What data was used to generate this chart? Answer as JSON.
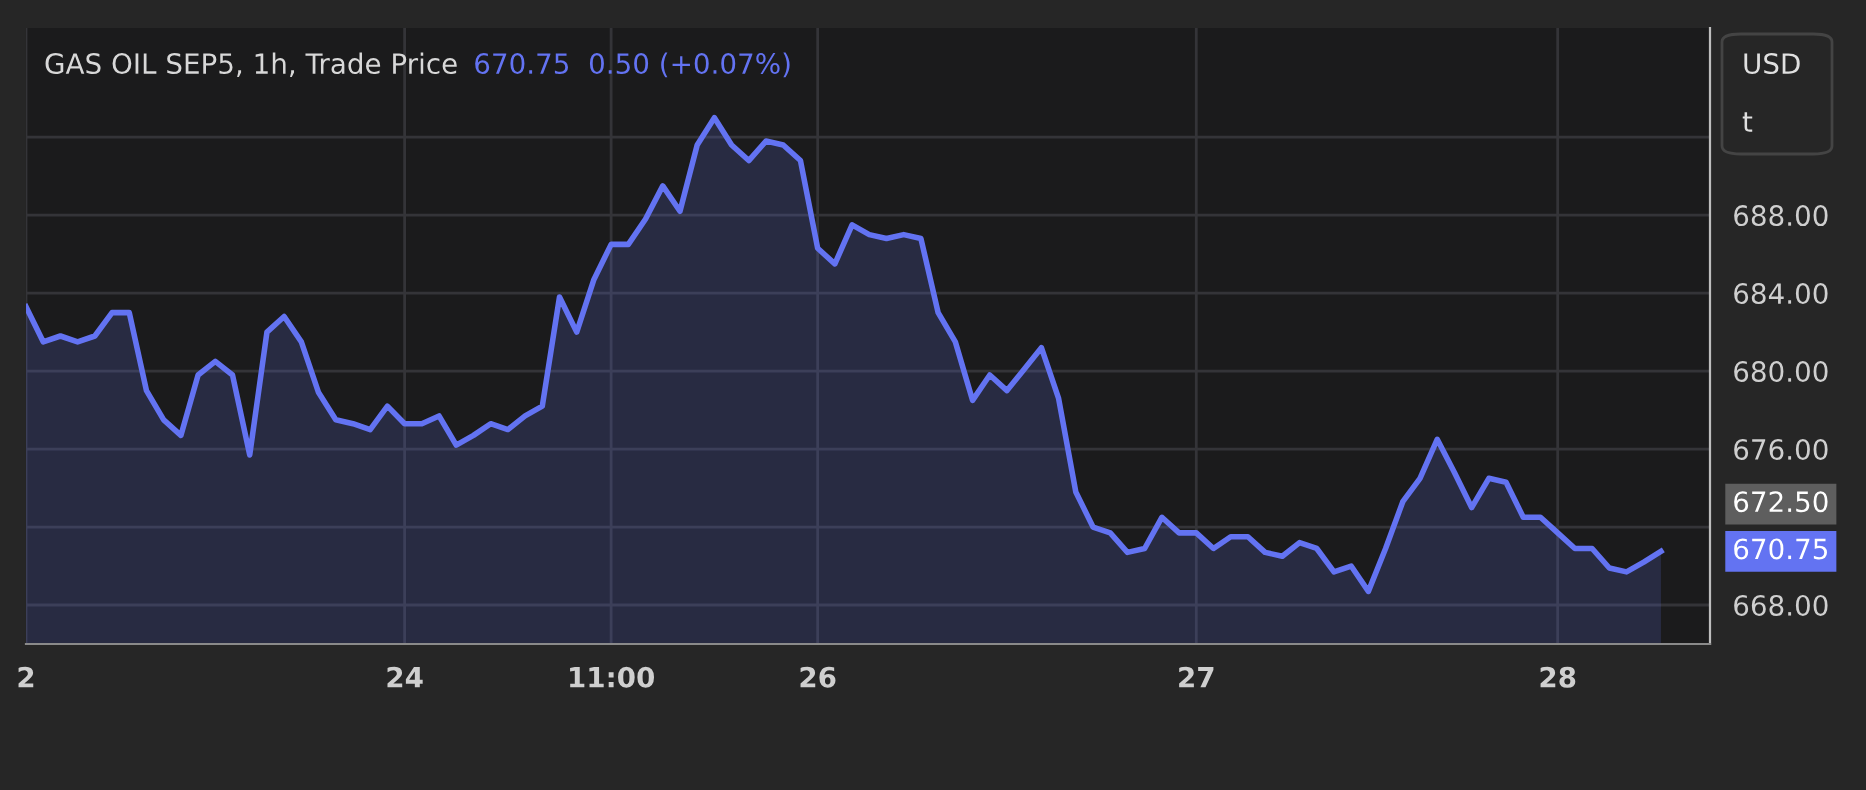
{
  "chart_data": {
    "type": "area",
    "title": "GAS OIL SEP5, 1h, Trade Price",
    "subtitle": "670.75  0.50 (+0.07%)",
    "annotations": [
      "USD",
      "t",
      "672.50",
      "670.75"
    ],
    "categories": [
      "2",
      null,
      null,
      null,
      null,
      null,
      null,
      null,
      null,
      null,
      null,
      null,
      null,
      null,
      null,
      null,
      null,
      null,
      null,
      null,
      null,
      null,
      "24",
      null,
      null,
      null,
      null,
      null,
      null,
      null,
      null,
      null,
      null,
      null,
      "11:00",
      null,
      null,
      null,
      null,
      null,
      null,
      null,
      null,
      null,
      null,
      null,
      "26",
      null,
      null,
      null,
      null,
      null,
      null,
      null,
      null,
      null,
      null,
      null,
      null,
      null,
      null,
      null,
      null,
      null,
      null,
      null,
      null,
      null,
      "27",
      null,
      null,
      null,
      null,
      null,
      null,
      null,
      null,
      null,
      null,
      null,
      null,
      null,
      null,
      null,
      null,
      null,
      null,
      null,
      null,
      "28",
      null,
      null,
      null,
      null,
      null,
      null
    ],
    "series": [
      {
        "color": "#6373f2",
        "values": [
          683.3,
          681.5,
          681.8,
          681.5,
          681.8,
          683.0,
          683.0,
          679.0,
          677.5,
          676.7,
          679.8,
          680.5,
          679.8,
          675.7,
          682.0,
          682.8,
          681.5,
          678.9,
          677.5,
          677.3,
          677.0,
          678.2,
          677.3,
          677.3,
          677.7,
          676.2,
          676.7,
          677.3,
          677.0,
          677.7,
          678.2,
          683.8,
          682.0,
          684.7,
          686.5,
          686.5,
          687.8,
          689.5,
          688.2,
          691.6,
          693.0,
          691.6,
          690.8,
          691.8,
          691.6,
          690.8,
          686.3,
          685.5,
          687.5,
          687.0,
          686.8,
          687.0,
          686.8,
          683.0,
          681.5,
          678.5,
          679.8,
          679.0,
          680.1,
          681.2,
          678.6,
          673.8,
          672.0,
          671.7,
          670.7,
          670.9,
          672.5,
          671.7,
          671.7,
          670.9,
          671.5,
          671.5,
          670.7,
          670.5,
          671.2,
          670.9,
          669.7,
          670.0,
          668.7,
          670.9,
          673.3,
          674.5,
          676.5,
          674.8,
          673.0,
          674.5,
          674.3,
          672.5,
          672.5,
          671.7,
          670.9,
          670.9,
          669.9,
          669.7,
          670.2,
          670.75
        ]
      }
    ],
    "ylim": [
      666,
      697.6
    ],
    "yticks": [
      {
        "value": 668,
        "label": "668.00"
      },
      {
        "value": 672,
        "label": null
      },
      {
        "value": 676,
        "label": "676.00"
      },
      {
        "value": 680,
        "label": "680.00"
      },
      {
        "value": 684,
        "label": "684.00"
      },
      {
        "value": 688,
        "label": "688.00"
      },
      {
        "value": 692,
        "label": null
      }
    ],
    "grid": true
  }
}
•••
= Exercise task =
Which lines include the word "label"? List them all.

= Final result =
        "label": "668.00"
        "label": null
        "label": "676.00"
        "label": "680.00"
        "label": "684.00"
        "label": "688.00"
        "label": null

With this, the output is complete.